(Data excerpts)
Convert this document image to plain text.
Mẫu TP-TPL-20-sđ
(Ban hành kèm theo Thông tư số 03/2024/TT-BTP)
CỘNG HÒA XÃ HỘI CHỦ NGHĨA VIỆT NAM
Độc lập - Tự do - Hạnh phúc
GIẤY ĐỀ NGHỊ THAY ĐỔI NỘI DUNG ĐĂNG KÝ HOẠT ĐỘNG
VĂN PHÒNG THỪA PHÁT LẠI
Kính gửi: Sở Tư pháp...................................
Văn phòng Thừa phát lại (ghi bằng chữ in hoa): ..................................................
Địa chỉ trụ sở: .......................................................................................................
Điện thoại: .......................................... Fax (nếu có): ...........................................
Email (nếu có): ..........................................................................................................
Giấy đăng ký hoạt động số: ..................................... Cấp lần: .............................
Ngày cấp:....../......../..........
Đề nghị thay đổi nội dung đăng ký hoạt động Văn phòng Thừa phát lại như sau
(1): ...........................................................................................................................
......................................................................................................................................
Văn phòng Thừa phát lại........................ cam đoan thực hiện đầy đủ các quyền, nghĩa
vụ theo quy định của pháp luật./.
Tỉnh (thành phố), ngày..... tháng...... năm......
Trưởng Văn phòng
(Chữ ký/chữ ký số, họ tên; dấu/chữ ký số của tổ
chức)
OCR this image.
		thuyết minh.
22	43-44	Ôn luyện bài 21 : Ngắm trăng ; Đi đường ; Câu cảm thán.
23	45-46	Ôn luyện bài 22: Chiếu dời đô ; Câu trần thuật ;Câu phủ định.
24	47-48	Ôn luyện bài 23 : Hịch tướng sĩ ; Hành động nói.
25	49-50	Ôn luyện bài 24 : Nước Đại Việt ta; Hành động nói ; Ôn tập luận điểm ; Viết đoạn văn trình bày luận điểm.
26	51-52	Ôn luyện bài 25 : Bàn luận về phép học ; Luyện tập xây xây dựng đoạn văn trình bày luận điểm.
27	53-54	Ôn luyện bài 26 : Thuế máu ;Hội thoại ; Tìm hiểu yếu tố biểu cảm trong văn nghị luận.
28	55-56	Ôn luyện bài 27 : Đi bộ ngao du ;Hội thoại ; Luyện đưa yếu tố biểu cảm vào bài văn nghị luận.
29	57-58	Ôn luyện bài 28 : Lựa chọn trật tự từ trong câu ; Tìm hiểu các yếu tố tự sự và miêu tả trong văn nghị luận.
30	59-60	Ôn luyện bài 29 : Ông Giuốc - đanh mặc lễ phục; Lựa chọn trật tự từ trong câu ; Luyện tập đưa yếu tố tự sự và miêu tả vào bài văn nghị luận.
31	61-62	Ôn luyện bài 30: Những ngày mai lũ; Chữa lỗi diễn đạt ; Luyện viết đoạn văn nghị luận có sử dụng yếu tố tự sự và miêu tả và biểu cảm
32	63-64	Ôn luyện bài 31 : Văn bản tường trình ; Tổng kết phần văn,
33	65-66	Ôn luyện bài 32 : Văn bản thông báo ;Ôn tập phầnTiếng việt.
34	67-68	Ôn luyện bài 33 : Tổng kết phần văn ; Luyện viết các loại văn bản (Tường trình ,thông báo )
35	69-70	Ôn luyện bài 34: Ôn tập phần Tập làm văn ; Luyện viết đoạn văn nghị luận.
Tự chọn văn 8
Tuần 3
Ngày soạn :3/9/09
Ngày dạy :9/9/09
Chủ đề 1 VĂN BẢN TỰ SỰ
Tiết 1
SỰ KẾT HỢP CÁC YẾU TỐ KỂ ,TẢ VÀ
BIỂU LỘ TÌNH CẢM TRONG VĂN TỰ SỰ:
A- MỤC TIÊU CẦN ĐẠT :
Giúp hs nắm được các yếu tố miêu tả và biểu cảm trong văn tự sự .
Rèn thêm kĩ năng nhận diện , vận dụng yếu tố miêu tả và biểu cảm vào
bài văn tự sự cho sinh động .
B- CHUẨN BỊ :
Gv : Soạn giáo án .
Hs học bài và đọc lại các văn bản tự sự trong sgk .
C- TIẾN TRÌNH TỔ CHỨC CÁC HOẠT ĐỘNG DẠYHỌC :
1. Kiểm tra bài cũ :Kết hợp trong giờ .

## EXERCISE INSTRUCTIONS
Give an exact copy of all the data shown above.

## RESPONSE
Convert this document image to plain text.
Mẫu TP-TPL-20-sđ
(Ban hành kèm theo Thông tư số 03/2024/TT-BTP)
CỘNG HÒA XÃ HỘI CHỦ NGHĨA VIỆT NAM
Độc lập - Tự do - Hạnh phúc
GIẤY ĐỀ NGHỊ THAY ĐỔI NỘI DUNG ĐĂNG KÝ HOẠT ĐỘNG
VĂN PHÒNG THỪA PHÁT LẠI
Kính gửi: Sở Tư pháp...................................
Văn phòng Thừa phát lại (ghi bằng chữ in hoa): ..................................................
Địa chỉ trụ sở: .......................................................................................................
Điện thoại: .......................................... Fax (nếu có): ...........................................
Email (nếu có): ..........................................................................................................
Giấy đăng ký hoạt động số: ..................................... Cấp lần: .............................
Ngày cấp:....../......../..........
Đề nghị thay đổi nội dung đăng ký hoạt động Văn phòng Thừa phát lại như sau
(1): ...........................................................................................................................
......................................................................................................................................
Văn phòng Thừa phát lại........................ cam đoan thực hiện đầy đủ các quyền, nghĩa
vụ theo quy định của pháp luật./.
Tỉnh (thành phố), ngày..... tháng...... năm......
Trưởng Văn phòng
(Chữ ký/chữ ký số, họ tên; dấu/chữ ký số của tổ
chức)
OCR this image.
		thuyết minh.
22	43-44	Ôn luyện bài 21 : Ngắm trăng ; Đi đường ; Câu cảm thán.
23	45-46	Ôn luyện bài 22: Chiếu dời đô ; Câu trần thuật ;Câu phủ định.
24	47-48	Ôn luyện bài 23 : Hịch tướng sĩ ; Hành động nói.
25	49-50	Ôn luyện bài 24 : Nước Đại Việt ta; Hành động nói ; Ôn tập luận điểm ; Viết đoạn văn trình bày luận điểm.
26	51-52	Ôn luyện bài 25 : Bàn luận về phép học ; Luyện tập xây xây dựng đoạn văn trình bày luận điểm.
27	53-54	Ôn luyện bài 26 : Thuế máu ;Hội thoại ; Tìm hiểu yếu tố biểu cảm trong văn nghị luận.
28	55-56	Ôn luyện bài 27 : Đi bộ ngao du ;Hội thoại ; Luyện đưa yếu tố biểu cảm vào bài văn nghị luận.
29	57-58	Ôn luyện bài 28 : Lựa chọn trật tự từ trong câu ; Tìm hiểu các yếu tố tự sự và miêu tả trong văn nghị luận.
30	59-60	Ôn luyện bài 29 : Ông Giuốc - đanh mặc lễ phục; Lựa chọn trật tự từ trong câu ; Luyện tập đưa yếu tố tự sự và miêu tả vào bài văn nghị luận.
31	61-62	Ôn luyện bài 30: Những ngày mai lũ; Chữa lỗi diễn đạt ; Luyện viết đoạn văn nghị luận có sử dụng yếu tố tự sự và miêu tả và biểu cảm
32	63-64	Ôn luyện bài 31 : Văn bản tường trình ; Tổng kết phần văn,
33	65-66	Ôn luyện bài 32 : Văn bản thông báo ;Ôn tập phầnTiếng việt.
34	67-68	Ôn luyện bài 33 : Tổng kết phần văn ; Luyện viết các loại văn bản (Tường trình ,thông báo )
35	69-70	Ôn luyện bài 34: Ôn tập phần Tập làm văn ; Luyện viết đoạn văn nghị luận.
Tự chọn văn 8
Tuần 3
Ngày soạn :3/9/09
Ngày dạy :9/9/09
Chủ đề 1 VĂN BẢN TỰ SỰ
Tiết 1
SỰ KẾT HỢP CÁC YẾU TỐ KỂ ,TẢ VÀ
BIỂU LỘ TÌNH CẢM TRONG VĂN TỰ SỰ:
A- MỤC TIÊU CẦN ĐẠT :
Giúp hs nắm được các yếu tố miêu tả và biểu cảm trong văn tự sự .
Rèn thêm kĩ năng nhận diện , vận dụng yếu tố miêu tả và biểu cảm vào
bài văn tự sự cho sinh động .
B- CHUẨN BỊ :
Gv : Soạn giáo án .
Hs học bài và đọc lại các văn bản tự sự trong sgk .
C- TIẾN TRÌNH TỔ CHỨC CÁC HOẠT ĐỘNG DẠYHỌC :
1. Kiểm tra bài cũ :Kết hợp trong giờ .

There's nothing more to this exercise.